# Exercise aim
Copy every line of the data in which the word "YTShorts" occurs.

# Supplied data
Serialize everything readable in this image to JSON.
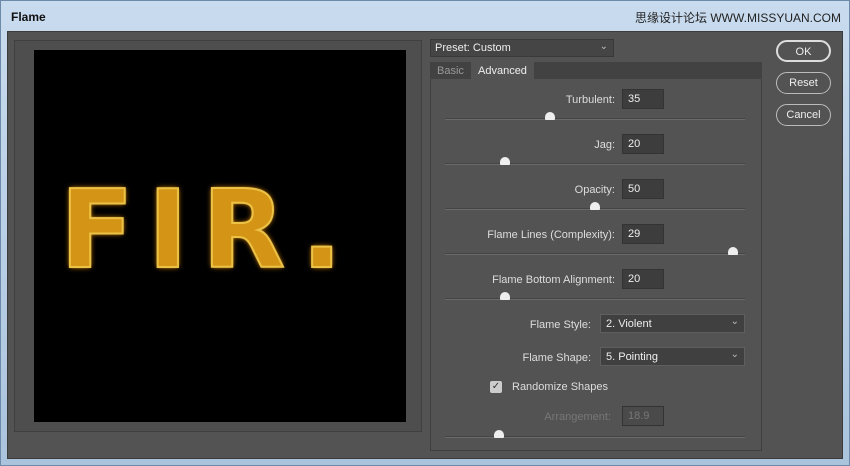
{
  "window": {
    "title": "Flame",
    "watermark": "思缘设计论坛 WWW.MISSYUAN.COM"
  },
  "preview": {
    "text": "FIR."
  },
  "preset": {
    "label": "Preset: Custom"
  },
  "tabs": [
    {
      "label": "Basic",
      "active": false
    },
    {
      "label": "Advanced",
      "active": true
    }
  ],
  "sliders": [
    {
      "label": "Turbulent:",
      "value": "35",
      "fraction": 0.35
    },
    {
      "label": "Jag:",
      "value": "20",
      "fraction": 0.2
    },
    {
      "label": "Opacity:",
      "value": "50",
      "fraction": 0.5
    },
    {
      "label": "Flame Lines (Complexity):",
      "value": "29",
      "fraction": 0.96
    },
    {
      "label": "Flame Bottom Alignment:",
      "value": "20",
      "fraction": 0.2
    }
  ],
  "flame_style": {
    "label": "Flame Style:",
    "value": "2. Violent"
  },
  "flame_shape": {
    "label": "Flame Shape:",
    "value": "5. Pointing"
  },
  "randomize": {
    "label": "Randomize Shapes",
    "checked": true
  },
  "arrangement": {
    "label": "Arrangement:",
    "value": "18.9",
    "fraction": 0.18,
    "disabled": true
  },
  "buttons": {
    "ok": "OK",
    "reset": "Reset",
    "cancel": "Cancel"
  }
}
---
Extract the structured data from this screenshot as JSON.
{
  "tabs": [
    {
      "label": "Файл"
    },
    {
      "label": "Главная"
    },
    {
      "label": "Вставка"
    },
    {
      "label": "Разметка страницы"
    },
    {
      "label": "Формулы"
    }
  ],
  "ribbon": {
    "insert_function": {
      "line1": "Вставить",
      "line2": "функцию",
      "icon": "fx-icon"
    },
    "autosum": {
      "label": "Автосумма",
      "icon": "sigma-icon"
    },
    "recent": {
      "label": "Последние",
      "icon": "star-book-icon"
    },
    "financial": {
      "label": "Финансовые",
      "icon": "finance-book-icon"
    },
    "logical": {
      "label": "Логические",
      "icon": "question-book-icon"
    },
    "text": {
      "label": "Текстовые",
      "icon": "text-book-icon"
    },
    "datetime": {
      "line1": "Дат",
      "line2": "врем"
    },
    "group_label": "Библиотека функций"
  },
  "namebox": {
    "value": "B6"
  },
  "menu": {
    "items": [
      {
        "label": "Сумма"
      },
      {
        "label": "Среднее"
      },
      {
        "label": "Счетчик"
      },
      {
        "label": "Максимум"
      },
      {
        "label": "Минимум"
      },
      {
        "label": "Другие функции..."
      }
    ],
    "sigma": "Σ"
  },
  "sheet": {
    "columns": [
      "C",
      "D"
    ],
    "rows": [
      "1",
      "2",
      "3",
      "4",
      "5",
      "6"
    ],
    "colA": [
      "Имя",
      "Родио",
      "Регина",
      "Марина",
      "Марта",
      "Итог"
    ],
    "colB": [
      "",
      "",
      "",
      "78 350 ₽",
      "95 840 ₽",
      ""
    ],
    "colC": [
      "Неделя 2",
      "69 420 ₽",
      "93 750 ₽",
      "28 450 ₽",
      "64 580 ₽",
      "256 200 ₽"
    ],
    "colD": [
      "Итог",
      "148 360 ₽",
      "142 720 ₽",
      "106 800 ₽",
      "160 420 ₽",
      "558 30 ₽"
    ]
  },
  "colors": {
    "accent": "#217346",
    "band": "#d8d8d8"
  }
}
---
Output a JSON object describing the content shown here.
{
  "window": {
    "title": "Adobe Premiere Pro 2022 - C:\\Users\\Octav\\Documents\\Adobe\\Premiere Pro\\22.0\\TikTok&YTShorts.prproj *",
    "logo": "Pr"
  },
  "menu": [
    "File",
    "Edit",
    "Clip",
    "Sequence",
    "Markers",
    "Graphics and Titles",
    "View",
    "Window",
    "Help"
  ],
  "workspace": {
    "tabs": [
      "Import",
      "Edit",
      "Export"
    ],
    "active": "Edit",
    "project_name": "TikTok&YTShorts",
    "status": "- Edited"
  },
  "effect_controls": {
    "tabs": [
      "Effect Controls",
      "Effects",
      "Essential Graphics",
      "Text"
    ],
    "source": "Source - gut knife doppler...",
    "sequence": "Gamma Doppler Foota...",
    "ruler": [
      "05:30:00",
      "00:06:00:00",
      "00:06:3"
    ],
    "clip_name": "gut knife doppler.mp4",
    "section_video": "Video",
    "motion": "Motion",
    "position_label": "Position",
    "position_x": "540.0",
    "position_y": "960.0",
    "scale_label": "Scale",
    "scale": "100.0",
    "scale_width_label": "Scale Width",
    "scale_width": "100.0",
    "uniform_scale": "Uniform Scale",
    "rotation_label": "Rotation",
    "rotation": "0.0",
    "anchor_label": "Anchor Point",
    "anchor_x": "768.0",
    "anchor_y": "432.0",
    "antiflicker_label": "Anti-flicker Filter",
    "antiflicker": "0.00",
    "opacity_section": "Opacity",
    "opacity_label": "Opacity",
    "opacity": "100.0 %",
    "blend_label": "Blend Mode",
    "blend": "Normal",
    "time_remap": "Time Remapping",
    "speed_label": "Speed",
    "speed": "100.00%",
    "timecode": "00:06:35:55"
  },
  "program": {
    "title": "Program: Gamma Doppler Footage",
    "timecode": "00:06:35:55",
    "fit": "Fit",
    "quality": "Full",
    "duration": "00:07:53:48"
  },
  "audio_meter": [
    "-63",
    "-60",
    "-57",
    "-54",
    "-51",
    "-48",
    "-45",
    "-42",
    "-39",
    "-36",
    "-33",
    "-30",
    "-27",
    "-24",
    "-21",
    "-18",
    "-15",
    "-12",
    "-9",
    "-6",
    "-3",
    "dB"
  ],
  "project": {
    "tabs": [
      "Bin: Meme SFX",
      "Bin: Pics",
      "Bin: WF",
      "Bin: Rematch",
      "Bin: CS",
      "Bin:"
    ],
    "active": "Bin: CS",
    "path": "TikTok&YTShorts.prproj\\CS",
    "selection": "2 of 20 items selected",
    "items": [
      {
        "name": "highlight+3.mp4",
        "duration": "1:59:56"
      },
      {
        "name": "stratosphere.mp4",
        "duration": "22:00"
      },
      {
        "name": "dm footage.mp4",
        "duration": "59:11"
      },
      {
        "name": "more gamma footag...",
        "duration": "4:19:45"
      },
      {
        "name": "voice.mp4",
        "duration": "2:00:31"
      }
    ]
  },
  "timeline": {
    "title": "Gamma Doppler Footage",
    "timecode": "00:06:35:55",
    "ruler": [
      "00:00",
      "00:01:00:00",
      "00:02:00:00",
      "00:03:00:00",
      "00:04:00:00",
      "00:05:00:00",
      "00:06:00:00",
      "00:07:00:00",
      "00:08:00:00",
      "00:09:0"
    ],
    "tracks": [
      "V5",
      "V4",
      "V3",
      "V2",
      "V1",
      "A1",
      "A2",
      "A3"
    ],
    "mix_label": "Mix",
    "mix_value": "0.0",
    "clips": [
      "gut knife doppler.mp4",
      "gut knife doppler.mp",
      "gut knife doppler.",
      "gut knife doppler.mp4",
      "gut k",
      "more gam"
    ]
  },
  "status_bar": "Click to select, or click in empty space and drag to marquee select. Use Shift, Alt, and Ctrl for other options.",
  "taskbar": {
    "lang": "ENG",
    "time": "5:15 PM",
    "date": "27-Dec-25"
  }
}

# Task solution
    "title": "Adobe Premiere Pro 2022 - C:\\Users\\Octav\\Documents\\Adobe\\Premiere Pro\\22.0\\TikTok&YTShorts.prproj *",
    "project_name": "TikTok&YTShorts",
    "path": "TikTok&YTShorts.prproj\\CS",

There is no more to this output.